-- START OF Dataset rows --

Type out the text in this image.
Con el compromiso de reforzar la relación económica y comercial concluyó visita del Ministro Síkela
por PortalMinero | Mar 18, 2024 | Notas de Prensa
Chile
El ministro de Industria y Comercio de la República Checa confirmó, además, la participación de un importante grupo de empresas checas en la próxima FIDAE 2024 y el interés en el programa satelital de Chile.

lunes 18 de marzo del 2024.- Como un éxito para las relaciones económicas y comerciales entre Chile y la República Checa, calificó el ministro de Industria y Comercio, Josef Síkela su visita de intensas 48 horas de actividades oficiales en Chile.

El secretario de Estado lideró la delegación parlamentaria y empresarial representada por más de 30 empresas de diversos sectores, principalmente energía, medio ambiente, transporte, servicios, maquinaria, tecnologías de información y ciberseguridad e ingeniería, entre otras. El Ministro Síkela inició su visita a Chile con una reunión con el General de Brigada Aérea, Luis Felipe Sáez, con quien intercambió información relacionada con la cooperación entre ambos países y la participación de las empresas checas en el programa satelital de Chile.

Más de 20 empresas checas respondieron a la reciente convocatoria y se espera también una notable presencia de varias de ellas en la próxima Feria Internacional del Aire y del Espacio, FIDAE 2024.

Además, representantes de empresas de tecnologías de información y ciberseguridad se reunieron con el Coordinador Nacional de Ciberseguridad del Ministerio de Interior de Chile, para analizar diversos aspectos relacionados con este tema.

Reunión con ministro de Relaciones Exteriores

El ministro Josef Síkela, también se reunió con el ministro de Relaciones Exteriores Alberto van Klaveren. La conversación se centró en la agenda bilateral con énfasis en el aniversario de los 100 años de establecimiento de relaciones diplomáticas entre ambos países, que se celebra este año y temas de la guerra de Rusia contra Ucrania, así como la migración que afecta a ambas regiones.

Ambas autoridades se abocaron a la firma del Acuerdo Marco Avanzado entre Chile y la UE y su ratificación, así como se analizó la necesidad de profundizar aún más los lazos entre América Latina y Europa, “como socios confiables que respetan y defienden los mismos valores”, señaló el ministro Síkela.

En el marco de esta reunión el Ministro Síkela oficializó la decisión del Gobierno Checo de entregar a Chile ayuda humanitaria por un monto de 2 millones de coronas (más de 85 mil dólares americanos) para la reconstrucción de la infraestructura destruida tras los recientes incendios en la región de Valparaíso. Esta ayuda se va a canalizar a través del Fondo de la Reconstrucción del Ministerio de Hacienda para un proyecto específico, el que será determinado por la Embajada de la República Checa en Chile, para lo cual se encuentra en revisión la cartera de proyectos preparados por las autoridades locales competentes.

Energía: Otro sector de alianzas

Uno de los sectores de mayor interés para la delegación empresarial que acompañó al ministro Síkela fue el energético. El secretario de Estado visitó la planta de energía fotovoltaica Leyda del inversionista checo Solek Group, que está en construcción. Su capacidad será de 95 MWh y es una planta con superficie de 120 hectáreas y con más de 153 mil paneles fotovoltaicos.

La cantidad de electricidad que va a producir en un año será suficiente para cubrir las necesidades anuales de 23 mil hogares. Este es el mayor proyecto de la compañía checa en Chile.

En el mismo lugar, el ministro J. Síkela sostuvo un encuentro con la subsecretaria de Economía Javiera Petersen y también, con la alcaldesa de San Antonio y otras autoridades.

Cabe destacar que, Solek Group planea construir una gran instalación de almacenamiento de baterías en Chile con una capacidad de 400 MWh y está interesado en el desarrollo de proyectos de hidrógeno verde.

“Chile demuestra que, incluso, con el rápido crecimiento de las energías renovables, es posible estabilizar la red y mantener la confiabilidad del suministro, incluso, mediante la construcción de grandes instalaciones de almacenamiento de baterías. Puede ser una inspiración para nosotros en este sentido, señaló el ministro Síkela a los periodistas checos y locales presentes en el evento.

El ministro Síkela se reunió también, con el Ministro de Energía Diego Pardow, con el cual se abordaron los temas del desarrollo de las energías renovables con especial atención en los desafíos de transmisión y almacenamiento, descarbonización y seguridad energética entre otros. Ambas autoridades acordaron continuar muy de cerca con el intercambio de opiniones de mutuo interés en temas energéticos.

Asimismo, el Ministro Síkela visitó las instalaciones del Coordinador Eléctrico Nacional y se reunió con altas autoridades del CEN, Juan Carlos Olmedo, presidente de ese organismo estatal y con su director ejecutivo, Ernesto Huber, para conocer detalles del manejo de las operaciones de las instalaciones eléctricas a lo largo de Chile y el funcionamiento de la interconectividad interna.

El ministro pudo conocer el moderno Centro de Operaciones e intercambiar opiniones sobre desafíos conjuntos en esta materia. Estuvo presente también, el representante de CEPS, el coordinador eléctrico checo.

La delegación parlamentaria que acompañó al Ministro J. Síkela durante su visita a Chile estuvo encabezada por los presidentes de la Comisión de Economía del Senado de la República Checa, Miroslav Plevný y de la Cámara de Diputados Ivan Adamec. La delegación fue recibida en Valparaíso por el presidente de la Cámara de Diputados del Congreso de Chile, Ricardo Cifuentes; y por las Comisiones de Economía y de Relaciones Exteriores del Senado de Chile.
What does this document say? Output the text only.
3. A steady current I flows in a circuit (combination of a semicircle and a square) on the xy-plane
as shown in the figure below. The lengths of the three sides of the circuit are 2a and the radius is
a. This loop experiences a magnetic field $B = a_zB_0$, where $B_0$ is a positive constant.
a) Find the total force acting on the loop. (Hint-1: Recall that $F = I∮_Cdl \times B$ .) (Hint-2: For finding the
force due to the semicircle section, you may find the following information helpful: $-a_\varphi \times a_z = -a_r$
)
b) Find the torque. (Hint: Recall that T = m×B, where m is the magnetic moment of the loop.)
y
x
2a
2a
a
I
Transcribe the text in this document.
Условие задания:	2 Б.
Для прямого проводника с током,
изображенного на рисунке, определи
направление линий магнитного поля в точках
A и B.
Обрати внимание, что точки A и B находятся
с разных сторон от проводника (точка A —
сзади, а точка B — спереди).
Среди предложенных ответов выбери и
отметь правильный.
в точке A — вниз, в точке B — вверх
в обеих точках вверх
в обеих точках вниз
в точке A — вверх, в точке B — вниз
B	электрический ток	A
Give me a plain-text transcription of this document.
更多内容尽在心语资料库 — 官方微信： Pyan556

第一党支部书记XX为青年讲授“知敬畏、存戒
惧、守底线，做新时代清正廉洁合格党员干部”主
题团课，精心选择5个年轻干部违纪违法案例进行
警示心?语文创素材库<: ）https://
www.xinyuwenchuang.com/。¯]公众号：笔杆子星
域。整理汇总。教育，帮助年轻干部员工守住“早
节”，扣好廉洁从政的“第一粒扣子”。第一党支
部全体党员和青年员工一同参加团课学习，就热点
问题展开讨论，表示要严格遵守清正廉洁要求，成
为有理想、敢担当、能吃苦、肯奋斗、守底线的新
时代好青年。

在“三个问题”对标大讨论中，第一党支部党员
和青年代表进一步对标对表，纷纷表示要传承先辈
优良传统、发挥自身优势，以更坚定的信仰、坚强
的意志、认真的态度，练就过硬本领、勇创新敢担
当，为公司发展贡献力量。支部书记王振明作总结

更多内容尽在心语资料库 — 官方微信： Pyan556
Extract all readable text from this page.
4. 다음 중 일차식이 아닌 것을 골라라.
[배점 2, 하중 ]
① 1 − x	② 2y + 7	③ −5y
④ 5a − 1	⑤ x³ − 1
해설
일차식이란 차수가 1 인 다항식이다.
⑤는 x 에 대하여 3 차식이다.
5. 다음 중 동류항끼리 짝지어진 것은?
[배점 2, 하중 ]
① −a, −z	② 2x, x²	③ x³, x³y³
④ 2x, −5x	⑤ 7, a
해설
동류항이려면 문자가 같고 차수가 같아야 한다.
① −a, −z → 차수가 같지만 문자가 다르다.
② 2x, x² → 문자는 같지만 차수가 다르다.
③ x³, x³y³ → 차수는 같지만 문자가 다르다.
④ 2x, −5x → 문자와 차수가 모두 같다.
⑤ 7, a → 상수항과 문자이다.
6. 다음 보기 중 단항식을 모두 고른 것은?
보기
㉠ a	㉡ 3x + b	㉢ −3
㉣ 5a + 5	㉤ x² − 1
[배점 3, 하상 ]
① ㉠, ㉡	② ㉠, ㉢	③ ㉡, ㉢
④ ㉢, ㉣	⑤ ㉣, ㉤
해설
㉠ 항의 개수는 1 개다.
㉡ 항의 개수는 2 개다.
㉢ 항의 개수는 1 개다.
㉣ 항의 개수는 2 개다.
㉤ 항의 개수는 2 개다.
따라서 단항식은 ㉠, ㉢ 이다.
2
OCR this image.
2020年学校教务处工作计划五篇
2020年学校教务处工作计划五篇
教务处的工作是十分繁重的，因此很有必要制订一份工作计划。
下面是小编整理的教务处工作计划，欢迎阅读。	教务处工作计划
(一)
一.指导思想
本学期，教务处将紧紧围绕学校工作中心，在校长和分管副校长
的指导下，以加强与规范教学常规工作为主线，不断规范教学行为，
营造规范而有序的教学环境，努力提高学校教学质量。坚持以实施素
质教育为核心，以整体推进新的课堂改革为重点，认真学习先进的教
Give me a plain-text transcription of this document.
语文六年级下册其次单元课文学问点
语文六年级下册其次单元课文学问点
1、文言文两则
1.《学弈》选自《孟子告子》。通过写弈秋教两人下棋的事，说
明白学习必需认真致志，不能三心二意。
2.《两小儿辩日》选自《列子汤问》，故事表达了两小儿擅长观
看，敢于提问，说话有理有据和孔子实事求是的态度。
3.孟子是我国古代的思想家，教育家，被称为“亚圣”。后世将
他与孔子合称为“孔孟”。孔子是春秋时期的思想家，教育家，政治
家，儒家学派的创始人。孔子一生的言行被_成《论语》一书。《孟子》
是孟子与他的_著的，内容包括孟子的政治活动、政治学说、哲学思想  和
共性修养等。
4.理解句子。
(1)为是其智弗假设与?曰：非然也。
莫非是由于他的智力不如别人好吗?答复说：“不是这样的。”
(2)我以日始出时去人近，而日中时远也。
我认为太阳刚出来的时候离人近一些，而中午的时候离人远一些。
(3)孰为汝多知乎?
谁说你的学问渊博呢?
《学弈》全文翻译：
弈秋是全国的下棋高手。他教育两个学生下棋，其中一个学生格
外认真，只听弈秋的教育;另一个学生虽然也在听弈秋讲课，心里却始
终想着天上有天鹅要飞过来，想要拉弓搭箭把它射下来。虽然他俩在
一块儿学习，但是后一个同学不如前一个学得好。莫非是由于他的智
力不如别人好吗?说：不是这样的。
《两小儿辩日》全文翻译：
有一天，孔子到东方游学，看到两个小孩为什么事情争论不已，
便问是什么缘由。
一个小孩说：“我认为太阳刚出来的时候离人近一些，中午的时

-- END OF Dataset rows --

## Required task
Quote only the lines from the line containing "Extract all readable text from this page." through the end of the listing, please, keeping both the first and the last line.

## Written reply
Extract all readable text from this page.
4. 다음 중 일차식이 아닌 것을 골라라.
[배점 2, 하중 ]
① 1 − x	② 2y + 7	③ −5y
④ 5a − 1	⑤ x³ − 1
해설
일차식이란 차수가 1 인 다항식이다.
⑤는 x 에 대하여 3 차식이다.
5. 다음 중 동류항끼리 짝지어진 것은?
[배점 2, 하중 ]
① −a, −z	② 2x, x²	③ x³, x³y³
④ 2x, −5x	⑤ 7, a
해설
동류항이려면 문자가 같고 차수가 같아야 한다.
① −a, −z → 차수가 같지만 문자가 다르다.
② 2x, x² → 문자는 같지만 차수가 다르다.
③ x³, x³y³ → 차수는 같지만 문자가 다르다.
④ 2x, −5x → 문자와 차수가 모두 같다.
⑤ 7, a → 상수항과 문자이다.
6. 다음 보기 중 단항식을 모두 고른 것은?
보기
㉠ a	㉡ 3x + b	㉢ −3
㉣ 5a + 5	㉤ x² − 1
[배점 3, 하상 ]
① ㉠, ㉡	② ㉠, ㉢	③ ㉡, ㉢
④ ㉢, ㉣	⑤ ㉣, ㉤
해설
㉠ 항의 개수는 1 개다.
㉡ 항의 개수는 2 개다.
㉢ 항의 개수는 1 개다.
㉣ 항의 개수는 2 개다.
㉤ 항의 개수는 2 개다.
따라서 단항식은 ㉠, ㉢ 이다.
2
OCR this image.
2020年学校教务处工作计划五篇
2020年学校教务处工作计划五篇
教务处的工作是十分繁重的，因此很有必要制订一份工作计划。
下面是小编整理的教务处工作计划，欢迎阅读。	教务处工作计划
(一)
一.指导思想
本学期，教务处将紧紧围绕学校工作中心，在校长和分管副校长
的指导下，以加强与规范教学常规工作为主线，不断规范教学行为，
营造规范而有序的教学环境，努力提高学校教学质量。坚持以实施素
质教育为核心，以整体推进新的课堂改革为重点，认真学习先进的教
Give me a plain-text transcription of this document.
语文六年级下册其次单元课文学问点
语文六年级下册其次单元课文学问点
1、文言文两则
1.《学弈》选自《孟子告子》。通过写弈秋教两人下棋的事，说
明白学习必需认真致志，不能三心二意。
2.《两小儿辩日》选自《列子汤问》，故事表达了两小儿擅长观
看，敢于提问，说话有理有据和孔子实事求是的态度。
3.孟子是我国古代的思想家，教育家，被称为“亚圣”。后世将
他与孔子合称为“孔孟”。孔子是春秋时期的思想家，教育家，政治
家，儒家学派的创始人。孔子一生的言行被_成《论语》一书。《孟子》
是孟子与他的_著的，内容包括孟子的政治活动、政治学说、哲学思想  和
共性修养等。
4.理解句子。
(1)为是其智弗假设与?曰：非然也。
莫非是由于他的智力不如别人好吗?答复说：“不是这样的。”
(2)我以日始出时去人近，而日中时远也。
我认为太阳刚出来的时候离人近一些，而中午的时候离人远一些。
(3)孰为汝多知乎?
谁说你的学问渊博呢?
《学弈》全文翻译：
弈秋是全国的下棋高手。他教育两个学生下棋，其中一个学生格
外认真，只听弈秋的教育;另一个学生虽然也在听弈秋讲课，心里却始
终想着天上有天鹅要飞过来，想要拉弓搭箭把它射下来。虽然他俩在
一块儿学习，但是后一个同学不如前一个学得好。莫非是由于他的智
力不如别人好吗?说：不是这样的。
《两小儿辩日》全文翻译：
有一天，孔子到东方游学，看到两个小孩为什么事情争论不已，
便问是什么缘由。
一个小孩说：“我认为太阳刚出来的时候离人近一些，中午的时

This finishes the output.